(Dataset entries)
++++++++++

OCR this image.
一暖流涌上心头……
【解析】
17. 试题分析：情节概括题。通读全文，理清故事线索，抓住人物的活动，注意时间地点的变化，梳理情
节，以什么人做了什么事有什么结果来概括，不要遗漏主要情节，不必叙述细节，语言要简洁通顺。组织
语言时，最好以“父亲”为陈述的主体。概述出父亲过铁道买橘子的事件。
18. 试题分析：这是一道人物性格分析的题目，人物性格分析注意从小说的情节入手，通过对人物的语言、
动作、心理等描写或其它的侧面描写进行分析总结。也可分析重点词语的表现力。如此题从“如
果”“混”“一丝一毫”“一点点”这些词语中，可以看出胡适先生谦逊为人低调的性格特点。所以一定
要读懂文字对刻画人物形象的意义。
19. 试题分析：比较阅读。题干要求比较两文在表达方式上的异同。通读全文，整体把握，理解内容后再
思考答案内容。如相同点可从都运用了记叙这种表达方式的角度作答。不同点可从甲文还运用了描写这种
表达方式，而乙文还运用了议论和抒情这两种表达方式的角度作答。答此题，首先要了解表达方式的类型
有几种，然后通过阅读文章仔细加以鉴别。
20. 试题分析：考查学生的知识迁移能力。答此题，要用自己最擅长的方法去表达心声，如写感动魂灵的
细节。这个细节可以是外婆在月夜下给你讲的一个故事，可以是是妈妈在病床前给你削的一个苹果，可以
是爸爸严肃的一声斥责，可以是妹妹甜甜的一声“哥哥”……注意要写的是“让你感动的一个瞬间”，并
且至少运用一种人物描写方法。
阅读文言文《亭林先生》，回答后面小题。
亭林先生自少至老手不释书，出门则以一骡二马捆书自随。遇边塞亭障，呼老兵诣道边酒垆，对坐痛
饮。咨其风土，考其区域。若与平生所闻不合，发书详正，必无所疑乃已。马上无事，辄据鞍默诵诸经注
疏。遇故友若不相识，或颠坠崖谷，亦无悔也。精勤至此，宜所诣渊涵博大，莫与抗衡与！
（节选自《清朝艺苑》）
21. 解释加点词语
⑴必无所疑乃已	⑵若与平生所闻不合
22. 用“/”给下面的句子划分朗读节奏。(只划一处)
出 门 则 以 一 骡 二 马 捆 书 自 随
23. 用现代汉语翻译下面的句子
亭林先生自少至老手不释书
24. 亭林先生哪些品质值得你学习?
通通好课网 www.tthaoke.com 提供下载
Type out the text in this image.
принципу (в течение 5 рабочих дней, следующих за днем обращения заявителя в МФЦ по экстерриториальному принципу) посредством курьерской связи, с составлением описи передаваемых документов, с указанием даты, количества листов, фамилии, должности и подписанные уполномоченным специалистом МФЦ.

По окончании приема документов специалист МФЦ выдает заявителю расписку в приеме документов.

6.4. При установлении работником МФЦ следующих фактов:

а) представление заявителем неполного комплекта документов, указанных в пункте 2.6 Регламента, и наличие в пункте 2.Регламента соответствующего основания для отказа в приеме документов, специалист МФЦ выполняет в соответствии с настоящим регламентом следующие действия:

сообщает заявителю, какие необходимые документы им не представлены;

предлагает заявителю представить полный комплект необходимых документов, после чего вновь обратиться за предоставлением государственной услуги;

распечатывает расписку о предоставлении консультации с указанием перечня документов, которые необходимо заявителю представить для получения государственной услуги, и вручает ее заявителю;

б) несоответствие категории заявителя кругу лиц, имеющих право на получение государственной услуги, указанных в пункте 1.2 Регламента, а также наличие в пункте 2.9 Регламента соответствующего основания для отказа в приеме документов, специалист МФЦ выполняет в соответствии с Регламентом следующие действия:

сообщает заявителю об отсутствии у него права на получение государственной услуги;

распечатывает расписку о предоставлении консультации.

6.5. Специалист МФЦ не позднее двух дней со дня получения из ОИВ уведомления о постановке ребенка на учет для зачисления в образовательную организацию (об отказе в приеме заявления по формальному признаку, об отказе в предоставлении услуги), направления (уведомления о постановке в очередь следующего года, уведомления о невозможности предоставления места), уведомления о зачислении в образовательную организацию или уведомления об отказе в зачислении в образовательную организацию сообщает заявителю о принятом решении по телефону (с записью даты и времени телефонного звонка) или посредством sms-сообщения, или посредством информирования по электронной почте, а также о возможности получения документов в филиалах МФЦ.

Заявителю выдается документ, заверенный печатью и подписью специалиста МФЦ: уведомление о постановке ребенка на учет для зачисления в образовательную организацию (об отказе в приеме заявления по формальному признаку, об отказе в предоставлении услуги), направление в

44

++++++++++

_What you have to do:_
Search the entries for the word "указанных" and gather every line where it appears.

_Task answer:_
а) представление заявителем неполного комплекта документов, указанных в пункте 2.6 Регламента, и наличие в пункте 2.Регламента соответствующего основания для отказа в приеме документов, специалист МФЦ выполняет в соответствии с настоящим регламентом следующие действия:
б) несоответствие категории заявителя кругу лиц, имеющих право на получение государственной услуги, указанных в пункте 1.2 Регламента, а также наличие в пункте 2.9 Регламента соответствующего основания для отказа в приеме документов, специалист МФЦ выполняет в соответствии с Регламентом следующие действия:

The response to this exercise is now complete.